Set task = Output the full listing word for word.
══════
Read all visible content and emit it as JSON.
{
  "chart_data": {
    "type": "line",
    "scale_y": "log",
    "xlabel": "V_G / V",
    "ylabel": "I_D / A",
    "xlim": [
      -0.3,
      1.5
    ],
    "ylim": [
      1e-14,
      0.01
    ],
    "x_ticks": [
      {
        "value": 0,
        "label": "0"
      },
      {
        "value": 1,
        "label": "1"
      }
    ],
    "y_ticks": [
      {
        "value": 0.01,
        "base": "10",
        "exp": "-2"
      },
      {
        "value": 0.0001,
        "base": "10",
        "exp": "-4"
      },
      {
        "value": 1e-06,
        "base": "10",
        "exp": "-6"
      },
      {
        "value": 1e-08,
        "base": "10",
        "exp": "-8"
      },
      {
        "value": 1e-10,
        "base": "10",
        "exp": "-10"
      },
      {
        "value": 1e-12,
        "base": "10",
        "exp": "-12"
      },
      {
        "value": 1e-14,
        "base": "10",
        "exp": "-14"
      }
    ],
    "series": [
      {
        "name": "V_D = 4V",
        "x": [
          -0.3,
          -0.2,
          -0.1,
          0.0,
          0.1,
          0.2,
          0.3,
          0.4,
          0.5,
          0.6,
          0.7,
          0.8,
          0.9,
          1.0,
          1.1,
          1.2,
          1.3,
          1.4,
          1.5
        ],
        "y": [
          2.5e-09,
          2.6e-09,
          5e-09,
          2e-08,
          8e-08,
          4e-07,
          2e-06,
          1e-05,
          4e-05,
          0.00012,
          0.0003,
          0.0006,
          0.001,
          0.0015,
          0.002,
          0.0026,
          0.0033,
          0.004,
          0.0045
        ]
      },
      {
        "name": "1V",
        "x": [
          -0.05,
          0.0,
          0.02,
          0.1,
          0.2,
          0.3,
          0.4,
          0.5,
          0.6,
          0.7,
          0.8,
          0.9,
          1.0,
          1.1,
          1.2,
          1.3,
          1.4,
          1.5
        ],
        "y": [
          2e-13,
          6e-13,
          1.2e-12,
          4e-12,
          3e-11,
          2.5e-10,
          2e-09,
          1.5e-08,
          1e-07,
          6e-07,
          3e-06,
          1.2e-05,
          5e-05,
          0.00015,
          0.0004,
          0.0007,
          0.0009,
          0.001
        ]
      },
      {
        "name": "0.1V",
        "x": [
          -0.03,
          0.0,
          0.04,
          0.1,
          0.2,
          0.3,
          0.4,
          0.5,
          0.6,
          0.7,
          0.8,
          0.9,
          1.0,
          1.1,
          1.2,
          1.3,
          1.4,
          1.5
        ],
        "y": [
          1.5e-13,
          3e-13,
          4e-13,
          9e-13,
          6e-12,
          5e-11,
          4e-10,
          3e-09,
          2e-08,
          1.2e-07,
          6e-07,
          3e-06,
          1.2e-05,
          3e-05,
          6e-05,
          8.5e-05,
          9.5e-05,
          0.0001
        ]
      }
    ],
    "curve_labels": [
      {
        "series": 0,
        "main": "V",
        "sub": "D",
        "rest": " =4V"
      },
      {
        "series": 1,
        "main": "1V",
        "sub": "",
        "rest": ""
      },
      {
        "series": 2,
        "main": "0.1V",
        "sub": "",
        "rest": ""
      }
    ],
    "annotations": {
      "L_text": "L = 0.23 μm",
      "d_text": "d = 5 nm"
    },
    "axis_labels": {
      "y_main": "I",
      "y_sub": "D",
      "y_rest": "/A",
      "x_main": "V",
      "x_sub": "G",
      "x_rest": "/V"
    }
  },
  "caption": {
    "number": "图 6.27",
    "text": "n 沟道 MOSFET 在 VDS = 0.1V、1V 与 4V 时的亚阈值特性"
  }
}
══════
Exercise result =
Read all visible content and emit it as JSON.
{
  "chart_data": {
    "type": "line",
    "scale_y": "log",
    "xlabel": "V_G / V",
    "ylabel": "I_D / A",
    "xlim": [
      -0.3,
      1.5
    ],
    "ylim": [
      1e-14,
      0.01
    ],
    "x_ticks": [
      {
        "value": 0,
        "label": "0"
      },
      {
        "value": 1,
        "label": "1"
      }
    ],
    "y_ticks": [
      {
        "value": 0.01,
        "base": "10",
        "exp": "-2"
      },
      {
        "value": 0.0001,
        "base": "10",
        "exp": "-4"
      },
      {
        "value": 1e-06,
        "base": "10",
        "exp": "-6"
      },
      {
        "value": 1e-08,
        "base": "10",
        "exp": "-8"
      },
      {
        "value": 1e-10,
        "base": "10",
        "exp": "-10"
      },
      {
        "value": 1e-12,
        "base": "10",
        "exp": "-12"
      },
      {
        "value": 1e-14,
        "base": "10",
        "exp": "-14"
      }
    ],
    "series": [
      {
        "name": "V_D = 4V",
        "x": [
          -0.3,
          -0.2,
          -0.1,
          0.0,
          0.1,
          0.2,
          0.3,
          0.4,
          0.5,
          0.6,
          0.7,
          0.8,
          0.9,
          1.0,
          1.1,
          1.2,
          1.3,
          1.4,
          1.5
        ],
        "y": [
          2.5e-09,
          2.6e-09,
          5e-09,
          2e-08,
          8e-08,
          4e-07,
          2e-06,
          1e-05,
          4e-05,
          0.00012,
          0.0003,
          0.0006,
          0.001,
          0.0015,
          0.002,
          0.0026,
          0.0033,
          0.004,
          0.0045
        ]
      },
      {
        "name": "1V",
        "x": [
          -0.05,
          0.0,
          0.02,
          0.1,
          0.2,
          0.3,
          0.4,
          0.5,
          0.6,
          0.7,
          0.8,
          0.9,
          1.0,
          1.1,
          1.2,
          1.3,
          1.4,
          1.5
        ],
        "y": [
          2e-13,
          6e-13,
          1.2e-12,
          4e-12,
          3e-11,
          2.5e-10,
          2e-09,
          1.5e-08,
          1e-07,
          6e-07,
          3e-06,
          1.2e-05,
          5e-05,
          0.00015,
          0.0004,
          0.0007,
          0.0009,
          0.001
        ]
      },
      {
        "name": "0.1V",
        "x": [
          -0.03,
          0.0,
          0.04,
          0.1,
          0.2,
          0.3,
          0.4,
          0.5,
          0.6,
          0.7,
          0.8,
          0.9,
          1.0,
          1.1,
          1.2,
          1.3,
          1.4,
          1.5
        ],
        "y": [
          1.5e-13,
          3e-13,
          4e-13,
          9e-13,
          6e-12,
          5e-11,
          4e-10,
          3e-09,
          2e-08,
          1.2e-07,
          6e-07,
          3e-06,
          1.2e-05,
          3e-05,
          6e-05,
          8.5e-05,
          9.5e-05,
          0.0001
        ]
      }
    ],
    "curve_labels": [
      {
        "series": 0,
        "main": "V",
        "sub": "D",
        "rest": " =4V"
      },
      {
        "series": 1,
        "main": "1V",
        "sub": "",
        "rest": ""
      },
      {
        "series": 2,
        "main": "0.1V",
        "sub": "",
        "rest": ""
      }
    ],
    "annotations": {
      "L_text": "L = 0.23 μm",
      "d_text": "d = 5 nm"
    },
    "axis_labels": {
      "y_main": "I",
      "y_sub": "D",
      "y_rest": "/A",
      "x_main": "V",
      "x_sub": "G",
      "x_rest": "/V"
    }
  },
  "caption": {
    "number": "图 6.27",
    "text": "n 沟道 MOSFET 在 VDS = 0.1V、1V 与 4V 时的亚阈值特性"
  }
}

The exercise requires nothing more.